## GOAL
Print, exactly as given, each line of the data from the line containing "Transcribe the text in this document." up to and including its last line.

** Start of RECORDS PROVIDED **

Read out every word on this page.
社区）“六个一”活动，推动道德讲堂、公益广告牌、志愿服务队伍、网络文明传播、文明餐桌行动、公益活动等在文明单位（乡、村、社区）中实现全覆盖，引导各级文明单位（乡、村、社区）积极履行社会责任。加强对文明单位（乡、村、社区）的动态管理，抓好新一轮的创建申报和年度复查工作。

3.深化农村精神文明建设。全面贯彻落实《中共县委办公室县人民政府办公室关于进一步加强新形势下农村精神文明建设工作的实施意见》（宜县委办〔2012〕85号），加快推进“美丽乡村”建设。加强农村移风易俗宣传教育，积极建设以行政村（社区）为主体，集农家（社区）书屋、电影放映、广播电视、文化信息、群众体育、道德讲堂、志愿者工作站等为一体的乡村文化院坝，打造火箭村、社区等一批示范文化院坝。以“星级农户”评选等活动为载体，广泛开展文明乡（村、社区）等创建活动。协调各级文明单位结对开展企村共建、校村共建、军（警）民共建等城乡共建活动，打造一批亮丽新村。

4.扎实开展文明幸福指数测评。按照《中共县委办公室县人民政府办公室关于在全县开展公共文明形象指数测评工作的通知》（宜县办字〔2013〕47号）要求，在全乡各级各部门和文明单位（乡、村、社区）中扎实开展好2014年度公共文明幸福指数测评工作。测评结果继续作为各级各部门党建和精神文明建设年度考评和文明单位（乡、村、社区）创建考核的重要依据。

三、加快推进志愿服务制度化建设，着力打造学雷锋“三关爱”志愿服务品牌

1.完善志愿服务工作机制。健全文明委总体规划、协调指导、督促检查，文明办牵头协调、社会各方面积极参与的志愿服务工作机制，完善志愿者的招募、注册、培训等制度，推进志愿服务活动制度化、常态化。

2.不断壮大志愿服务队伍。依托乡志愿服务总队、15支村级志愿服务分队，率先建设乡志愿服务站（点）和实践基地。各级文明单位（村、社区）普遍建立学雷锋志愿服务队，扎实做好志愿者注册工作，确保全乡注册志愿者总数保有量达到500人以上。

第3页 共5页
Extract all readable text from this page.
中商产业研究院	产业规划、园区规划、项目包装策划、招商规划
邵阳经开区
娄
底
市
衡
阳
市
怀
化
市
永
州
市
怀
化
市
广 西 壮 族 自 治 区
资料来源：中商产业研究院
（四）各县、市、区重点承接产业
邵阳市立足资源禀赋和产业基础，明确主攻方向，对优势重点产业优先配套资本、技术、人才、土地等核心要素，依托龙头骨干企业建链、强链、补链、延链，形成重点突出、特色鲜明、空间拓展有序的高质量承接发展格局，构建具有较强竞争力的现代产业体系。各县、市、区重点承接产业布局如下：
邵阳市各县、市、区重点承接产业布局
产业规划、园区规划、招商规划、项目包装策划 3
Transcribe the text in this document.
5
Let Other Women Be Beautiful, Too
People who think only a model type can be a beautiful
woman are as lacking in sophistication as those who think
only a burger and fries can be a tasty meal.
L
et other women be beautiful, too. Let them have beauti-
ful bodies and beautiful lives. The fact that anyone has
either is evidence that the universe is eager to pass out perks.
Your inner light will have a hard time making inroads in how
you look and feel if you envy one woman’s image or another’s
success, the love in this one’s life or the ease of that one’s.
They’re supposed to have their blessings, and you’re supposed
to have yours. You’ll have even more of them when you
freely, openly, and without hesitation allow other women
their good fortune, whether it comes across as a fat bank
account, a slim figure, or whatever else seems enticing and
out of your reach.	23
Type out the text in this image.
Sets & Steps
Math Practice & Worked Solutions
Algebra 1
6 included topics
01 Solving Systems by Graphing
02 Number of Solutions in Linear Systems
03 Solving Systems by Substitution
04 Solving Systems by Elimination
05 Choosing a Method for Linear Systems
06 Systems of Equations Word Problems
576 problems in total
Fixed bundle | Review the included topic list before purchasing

** End of RECORDS PROVIDED **

## ANSWER TO THIS PROBLEM
Transcribe the text in this document.
5
Let Other Women Be Beautiful, Too
People who think only a model type can be a beautiful
woman are as lacking in sophistication as those who think
only a burger and fries can be a tasty meal.
L
et other women be beautiful, too. Let them have beauti-
ful bodies and beautiful lives. The fact that anyone has
either is evidence that the universe is eager to pass out perks.
Your inner light will have a hard time making inroads in how
you look and feel if you envy one woman’s image or another’s
success, the love in this one’s life or the ease of that one’s.
They’re supposed to have their blessings, and you’re supposed
to have yours. You’ll have even more of them when you
freely, openly, and without hesitation allow other women
their good fortune, whether it comes across as a fat bank
account, a slim figure, or whatever else seems enticing and
out of your reach.	23
Type out the text in this image.
Sets & Steps
Math Practice & Worked Solutions
Algebra 1
6 included topics
01 Solving Systems by Graphing
02 Number of Solutions in Linear Systems
03 Solving Systems by Substitution
04 Solving Systems by Elimination
05 Choosing a Method for Linear Systems
06 Systems of Equations Word Problems
576 problems in total
Fixed bundle | Review the included topic list before purchasing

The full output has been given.